* START Record excerpts *

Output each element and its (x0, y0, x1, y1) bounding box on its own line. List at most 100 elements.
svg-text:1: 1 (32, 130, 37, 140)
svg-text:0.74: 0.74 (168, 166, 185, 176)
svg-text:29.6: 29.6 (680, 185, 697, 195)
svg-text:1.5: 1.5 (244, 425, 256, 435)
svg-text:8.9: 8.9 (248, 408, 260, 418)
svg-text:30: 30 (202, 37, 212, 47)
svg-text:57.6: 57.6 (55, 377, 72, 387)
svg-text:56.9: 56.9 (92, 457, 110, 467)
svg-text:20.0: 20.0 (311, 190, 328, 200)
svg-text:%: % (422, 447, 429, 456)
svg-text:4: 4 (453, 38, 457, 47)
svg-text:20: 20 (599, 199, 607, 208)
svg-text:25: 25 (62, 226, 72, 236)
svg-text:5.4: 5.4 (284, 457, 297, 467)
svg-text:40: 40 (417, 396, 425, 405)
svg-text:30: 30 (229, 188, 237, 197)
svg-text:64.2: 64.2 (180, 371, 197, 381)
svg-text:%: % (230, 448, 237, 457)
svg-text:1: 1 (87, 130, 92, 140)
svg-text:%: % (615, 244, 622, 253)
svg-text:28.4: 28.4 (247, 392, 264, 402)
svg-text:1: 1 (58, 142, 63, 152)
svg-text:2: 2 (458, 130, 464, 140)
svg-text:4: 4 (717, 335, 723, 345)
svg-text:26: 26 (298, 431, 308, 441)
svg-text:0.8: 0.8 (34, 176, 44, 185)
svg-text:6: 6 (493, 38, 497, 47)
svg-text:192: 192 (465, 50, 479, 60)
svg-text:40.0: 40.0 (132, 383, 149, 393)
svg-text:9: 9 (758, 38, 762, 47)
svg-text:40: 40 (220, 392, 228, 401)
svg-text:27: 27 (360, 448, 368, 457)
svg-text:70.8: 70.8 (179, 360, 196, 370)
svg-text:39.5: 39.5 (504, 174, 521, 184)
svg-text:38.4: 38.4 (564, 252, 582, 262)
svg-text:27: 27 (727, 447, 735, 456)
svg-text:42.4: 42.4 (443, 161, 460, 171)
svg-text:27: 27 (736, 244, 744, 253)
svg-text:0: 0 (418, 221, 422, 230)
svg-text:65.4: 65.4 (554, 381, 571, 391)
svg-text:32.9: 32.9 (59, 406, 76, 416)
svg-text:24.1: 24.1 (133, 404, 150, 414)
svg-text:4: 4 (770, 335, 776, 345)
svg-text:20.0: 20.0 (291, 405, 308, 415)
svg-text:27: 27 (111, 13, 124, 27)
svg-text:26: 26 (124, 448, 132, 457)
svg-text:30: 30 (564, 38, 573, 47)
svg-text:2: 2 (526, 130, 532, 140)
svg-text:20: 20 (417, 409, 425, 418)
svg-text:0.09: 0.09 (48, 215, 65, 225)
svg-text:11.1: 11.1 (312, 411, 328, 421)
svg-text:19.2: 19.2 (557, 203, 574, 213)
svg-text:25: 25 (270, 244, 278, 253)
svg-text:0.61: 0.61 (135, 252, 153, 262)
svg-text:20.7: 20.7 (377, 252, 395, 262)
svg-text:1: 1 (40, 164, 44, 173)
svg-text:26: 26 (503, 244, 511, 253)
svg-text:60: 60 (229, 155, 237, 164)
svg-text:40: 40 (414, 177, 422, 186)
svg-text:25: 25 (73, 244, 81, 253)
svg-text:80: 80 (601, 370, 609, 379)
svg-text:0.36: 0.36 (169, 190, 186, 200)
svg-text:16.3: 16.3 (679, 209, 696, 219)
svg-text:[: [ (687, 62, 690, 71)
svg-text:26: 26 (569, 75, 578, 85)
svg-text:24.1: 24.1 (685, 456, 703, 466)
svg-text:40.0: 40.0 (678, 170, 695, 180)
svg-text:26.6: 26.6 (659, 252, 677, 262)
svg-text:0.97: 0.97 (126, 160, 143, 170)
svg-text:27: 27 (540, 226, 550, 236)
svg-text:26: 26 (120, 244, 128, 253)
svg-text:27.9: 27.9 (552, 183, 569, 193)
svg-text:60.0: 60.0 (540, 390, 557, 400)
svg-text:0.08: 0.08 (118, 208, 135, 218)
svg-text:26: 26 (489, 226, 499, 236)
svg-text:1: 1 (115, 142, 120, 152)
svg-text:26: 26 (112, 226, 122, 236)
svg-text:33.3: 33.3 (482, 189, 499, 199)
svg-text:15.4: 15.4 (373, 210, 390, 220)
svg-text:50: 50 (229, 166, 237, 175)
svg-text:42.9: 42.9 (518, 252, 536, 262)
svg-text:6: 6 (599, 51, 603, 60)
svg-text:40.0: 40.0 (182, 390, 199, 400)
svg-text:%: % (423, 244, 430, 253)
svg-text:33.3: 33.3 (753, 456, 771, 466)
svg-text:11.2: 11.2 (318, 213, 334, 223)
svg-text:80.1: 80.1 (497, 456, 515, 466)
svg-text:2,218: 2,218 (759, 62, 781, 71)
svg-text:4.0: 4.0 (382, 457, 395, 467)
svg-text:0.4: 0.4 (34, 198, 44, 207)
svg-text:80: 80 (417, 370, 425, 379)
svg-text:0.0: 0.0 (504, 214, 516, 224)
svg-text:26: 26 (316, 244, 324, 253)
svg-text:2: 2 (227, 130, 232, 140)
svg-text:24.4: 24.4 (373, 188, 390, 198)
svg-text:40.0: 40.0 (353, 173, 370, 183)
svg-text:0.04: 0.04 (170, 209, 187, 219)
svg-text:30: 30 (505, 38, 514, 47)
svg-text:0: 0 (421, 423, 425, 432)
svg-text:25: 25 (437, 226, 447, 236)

* END Record excerpts *

What you need to do: Retype every line of the records above character for character, keeping the original order.

Output:
Output each element and its (x0, y0, x1, y1) bounding box on its own line. List at most 100 elements.
svg-text:1: 1 (32, 130, 37, 140)
svg-text:0.74: 0.74 (168, 166, 185, 176)
svg-text:29.6: 29.6 (680, 185, 697, 195)
svg-text:1.5: 1.5 (244, 425, 256, 435)
svg-text:8.9: 8.9 (248, 408, 260, 418)
svg-text:30: 30 (202, 37, 212, 47)
svg-text:57.6: 57.6 (55, 377, 72, 387)
svg-text:56.9: 56.9 (92, 457, 110, 467)
svg-text:20.0: 20.0 (311, 190, 328, 200)
svg-text:%: % (422, 447, 429, 456)
svg-text:4: 4 (453, 38, 457, 47)
svg-text:20: 20 (599, 199, 607, 208)
svg-text:25: 25 (62, 226, 72, 236)
svg-text:5.4: 5.4 (284, 457, 297, 467)
svg-text:40: 40 (417, 396, 425, 405)
svg-text:30: 30 (229, 188, 237, 197)
svg-text:64.2: 64.2 (180, 371, 197, 381)
svg-text:%: % (230, 448, 237, 457)
svg-text:1: 1 (87, 130, 92, 140)
svg-text:%: % (615, 244, 622, 253)
svg-text:28.4: 28.4 (247, 392, 264, 402)
svg-text:1: 1 (58, 142, 63, 152)
svg-text:2: 2 (458, 130, 464, 140)
svg-text:4: 4 (717, 335, 723, 345)
svg-text:26: 26 (298, 431, 308, 441)
svg-text:0.8: 0.8 (34, 176, 44, 185)
svg-text:6: 6 (493, 38, 497, 47)
svg-text:192: 192 (465, 50, 479, 60)
svg-text:40.0: 40.0 (132, 383, 149, 393)
svg-text:9: 9 (758, 38, 762, 47)
svg-text:40: 40 (220, 392, 228, 401)
svg-text:27: 27 (360, 448, 368, 457)
svg-text:70.8: 70.8 (179, 360, 196, 370)
svg-text:39.5: 39.5 (504, 174, 521, 184)
svg-text:38.4: 38.4 (564, 252, 582, 262)
svg-text:27: 27 (727, 447, 735, 456)
svg-text:42.4: 42.4 (443, 161, 460, 171)
svg-text:27: 27 (736, 244, 744, 253)
svg-text:0: 0 (418, 221, 422, 230)
svg-text:65.4: 65.4 (554, 381, 571, 391)
svg-text:32.9: 32.9 (59, 406, 76, 416)
svg-text:24.1: 24.1 (133, 404, 150, 414)
svg-text:4: 4 (770, 335, 776, 345)
svg-text:20.0: 20.0 (291, 405, 308, 415)
svg-text:27: 27 (111, 13, 124, 27)
svg-text:26: 26 (124, 448, 132, 457)
svg-text:30: 30 (564, 38, 573, 47)
svg-text:2: 2 (526, 130, 532, 140)
svg-text:20: 20 (417, 409, 425, 418)
svg-text:0.09: 0.09 (48, 215, 65, 225)
svg-text:11.1: 11.1 (312, 411, 328, 421)
svg-text:19.2: 19.2 (557, 203, 574, 213)
svg-text:25: 25 (270, 244, 278, 253)
svg-text:0.61: 0.61 (135, 252, 153, 262)
svg-text:20.7: 20.7 (377, 252, 395, 262)
svg-text:1: 1 (40, 164, 44, 173)
svg-text:26: 26 (503, 244, 511, 253)
svg-text:60: 60 (229, 155, 237, 164)
svg-text:40: 40 (414, 177, 422, 186)
svg-text:25: 25 (73, 244, 81, 253)
svg-text:80: 80 (601, 370, 609, 379)
svg-text:0.36: 0.36 (169, 190, 186, 200)
svg-text:16.3: 16.3 (679, 209, 696, 219)
svg-text:[: [ (687, 62, 690, 71)
svg-text:26: 26 (569, 75, 578, 85)
svg-text:24.1: 24.1 (685, 456, 703, 466)
svg-text:40.0: 40.0 (678, 170, 695, 180)
svg-text:26.6: 26.6 (659, 252, 677, 262)
svg-text:0.97: 0.97 (126, 160, 143, 170)
svg-text:27: 27 (540, 226, 550, 236)
svg-text:26: 26 (120, 244, 128, 253)
svg-text:27.9: 27.9 (552, 183, 569, 193)
svg-text:60.0: 60.0 (540, 390, 557, 400)
svg-text:0.08: 0.08 (118, 208, 135, 218)
svg-text:26: 26 (489, 226, 499, 236)
svg-text:1: 1 (115, 142, 120, 152)
svg-text:26: 26 (112, 226, 122, 236)
svg-text:33.3: 33.3 (482, 189, 499, 199)
svg-text:15.4: 15.4 (373, 210, 390, 220)
svg-text:50: 50 (229, 166, 237, 175)
svg-text:42.9: 42.9 (518, 252, 536, 262)
svg-text:6: 6 (599, 51, 603, 60)
svg-text:40.0: 40.0 (182, 390, 199, 400)
svg-text:%: % (423, 244, 430, 253)
svg-text:33.3: 33.3 (753, 456, 771, 466)
svg-text:11.2: 11.2 (318, 213, 334, 223)
svg-text:80.1: 80.1 (497, 456, 515, 466)
svg-text:2,218: 2,218 (759, 62, 781, 71)
svg-text:4.0: 4.0 (382, 457, 395, 467)
svg-text:0.4: 0.4 (34, 198, 44, 207)
svg-text:80: 80 (417, 370, 425, 379)
svg-text:0.0: 0.0 (504, 214, 516, 224)
svg-text:26: 26 (316, 244, 324, 253)
svg-text:2: 2 (227, 130, 232, 140)
svg-text:24.4: 24.4 (373, 188, 390, 198)
svg-text:40.0: 40.0 (353, 173, 370, 183)
svg-text:0.04: 0.04 (170, 209, 187, 219)
svg-text:30: 30 (505, 38, 514, 47)
svg-text:0: 0 (421, 423, 425, 432)
svg-text:25: 25 (437, 226, 447, 236)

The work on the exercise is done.